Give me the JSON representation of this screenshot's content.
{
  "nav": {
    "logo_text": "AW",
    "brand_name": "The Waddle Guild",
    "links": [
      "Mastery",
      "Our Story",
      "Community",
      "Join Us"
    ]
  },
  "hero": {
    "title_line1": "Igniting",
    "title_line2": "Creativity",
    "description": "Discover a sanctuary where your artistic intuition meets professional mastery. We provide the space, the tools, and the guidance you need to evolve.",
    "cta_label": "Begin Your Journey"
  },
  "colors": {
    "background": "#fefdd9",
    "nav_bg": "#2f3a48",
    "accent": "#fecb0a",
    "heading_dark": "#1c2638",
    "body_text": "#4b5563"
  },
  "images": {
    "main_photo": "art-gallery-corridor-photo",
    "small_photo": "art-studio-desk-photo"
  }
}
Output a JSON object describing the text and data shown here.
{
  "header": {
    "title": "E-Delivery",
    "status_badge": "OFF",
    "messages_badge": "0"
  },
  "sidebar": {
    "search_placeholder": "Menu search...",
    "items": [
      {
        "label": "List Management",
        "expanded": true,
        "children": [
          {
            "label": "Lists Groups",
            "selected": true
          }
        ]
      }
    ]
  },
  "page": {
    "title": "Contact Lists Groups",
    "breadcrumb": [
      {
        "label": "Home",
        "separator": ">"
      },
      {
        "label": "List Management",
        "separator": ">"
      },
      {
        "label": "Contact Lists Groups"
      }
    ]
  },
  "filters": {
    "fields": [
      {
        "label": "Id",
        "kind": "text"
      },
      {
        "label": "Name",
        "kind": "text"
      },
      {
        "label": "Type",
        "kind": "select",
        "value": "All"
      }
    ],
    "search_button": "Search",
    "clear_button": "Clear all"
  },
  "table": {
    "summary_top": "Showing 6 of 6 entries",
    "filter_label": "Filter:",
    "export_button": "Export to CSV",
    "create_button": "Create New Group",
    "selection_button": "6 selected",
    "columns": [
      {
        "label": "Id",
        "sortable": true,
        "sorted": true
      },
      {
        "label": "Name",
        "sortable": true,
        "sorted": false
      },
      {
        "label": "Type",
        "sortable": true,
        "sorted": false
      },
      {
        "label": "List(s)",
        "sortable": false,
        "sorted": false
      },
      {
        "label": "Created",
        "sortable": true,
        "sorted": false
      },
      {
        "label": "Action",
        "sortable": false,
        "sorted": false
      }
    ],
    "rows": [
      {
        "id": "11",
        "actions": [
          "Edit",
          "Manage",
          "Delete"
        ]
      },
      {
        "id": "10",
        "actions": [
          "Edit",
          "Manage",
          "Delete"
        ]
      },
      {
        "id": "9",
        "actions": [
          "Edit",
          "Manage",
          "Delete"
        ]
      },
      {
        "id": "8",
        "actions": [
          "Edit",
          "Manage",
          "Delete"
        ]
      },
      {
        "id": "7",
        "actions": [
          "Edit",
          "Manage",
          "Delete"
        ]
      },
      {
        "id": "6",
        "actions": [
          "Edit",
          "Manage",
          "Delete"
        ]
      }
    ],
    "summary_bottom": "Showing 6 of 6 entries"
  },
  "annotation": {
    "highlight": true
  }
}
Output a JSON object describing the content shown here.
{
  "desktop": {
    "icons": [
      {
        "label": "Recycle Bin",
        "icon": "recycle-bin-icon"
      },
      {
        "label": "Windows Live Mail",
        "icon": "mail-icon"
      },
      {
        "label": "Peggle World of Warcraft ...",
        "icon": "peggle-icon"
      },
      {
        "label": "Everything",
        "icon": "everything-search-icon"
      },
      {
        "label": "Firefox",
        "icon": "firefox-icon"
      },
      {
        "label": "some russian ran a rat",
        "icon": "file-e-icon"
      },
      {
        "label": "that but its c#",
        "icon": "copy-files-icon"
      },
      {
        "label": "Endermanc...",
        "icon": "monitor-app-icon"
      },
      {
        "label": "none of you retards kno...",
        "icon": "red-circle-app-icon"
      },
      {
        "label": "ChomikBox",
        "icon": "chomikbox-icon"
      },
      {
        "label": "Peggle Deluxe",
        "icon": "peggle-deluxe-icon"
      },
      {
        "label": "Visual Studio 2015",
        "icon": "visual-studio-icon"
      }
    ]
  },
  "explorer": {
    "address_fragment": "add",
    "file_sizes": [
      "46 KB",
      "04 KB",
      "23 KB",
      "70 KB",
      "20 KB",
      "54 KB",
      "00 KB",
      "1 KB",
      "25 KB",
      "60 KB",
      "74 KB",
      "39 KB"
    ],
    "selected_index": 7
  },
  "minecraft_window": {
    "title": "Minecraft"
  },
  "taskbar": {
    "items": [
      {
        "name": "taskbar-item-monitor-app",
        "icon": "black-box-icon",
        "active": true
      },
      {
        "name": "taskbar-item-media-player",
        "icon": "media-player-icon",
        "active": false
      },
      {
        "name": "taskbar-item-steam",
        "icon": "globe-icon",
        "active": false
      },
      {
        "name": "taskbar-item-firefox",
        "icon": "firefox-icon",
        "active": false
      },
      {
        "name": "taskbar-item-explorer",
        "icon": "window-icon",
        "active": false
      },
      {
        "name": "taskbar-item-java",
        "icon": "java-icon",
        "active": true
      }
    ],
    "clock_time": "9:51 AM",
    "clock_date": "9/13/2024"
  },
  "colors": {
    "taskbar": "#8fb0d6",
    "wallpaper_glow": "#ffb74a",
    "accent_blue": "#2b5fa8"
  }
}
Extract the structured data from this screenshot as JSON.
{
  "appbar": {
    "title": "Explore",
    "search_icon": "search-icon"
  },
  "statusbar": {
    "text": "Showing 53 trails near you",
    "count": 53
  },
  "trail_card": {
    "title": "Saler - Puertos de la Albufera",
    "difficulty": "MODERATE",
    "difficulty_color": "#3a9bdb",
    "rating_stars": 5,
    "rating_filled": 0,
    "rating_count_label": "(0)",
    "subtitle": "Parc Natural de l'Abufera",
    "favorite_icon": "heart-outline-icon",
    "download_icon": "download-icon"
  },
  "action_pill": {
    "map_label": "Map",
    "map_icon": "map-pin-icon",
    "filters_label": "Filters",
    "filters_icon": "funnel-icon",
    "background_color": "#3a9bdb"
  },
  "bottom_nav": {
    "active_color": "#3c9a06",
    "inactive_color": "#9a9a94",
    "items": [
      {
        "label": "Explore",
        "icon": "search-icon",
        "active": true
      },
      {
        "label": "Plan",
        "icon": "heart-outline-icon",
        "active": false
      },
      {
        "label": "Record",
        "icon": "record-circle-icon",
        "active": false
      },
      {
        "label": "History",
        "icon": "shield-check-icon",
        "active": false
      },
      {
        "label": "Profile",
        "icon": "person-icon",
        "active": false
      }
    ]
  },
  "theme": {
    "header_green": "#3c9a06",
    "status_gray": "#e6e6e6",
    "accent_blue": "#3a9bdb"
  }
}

· · · ·

(Work to do): Show every line from the entries above in which "Output" appears.

(Answer):
Output a JSON object describing the text and data shown here.
Output a JSON object describing the content shown here.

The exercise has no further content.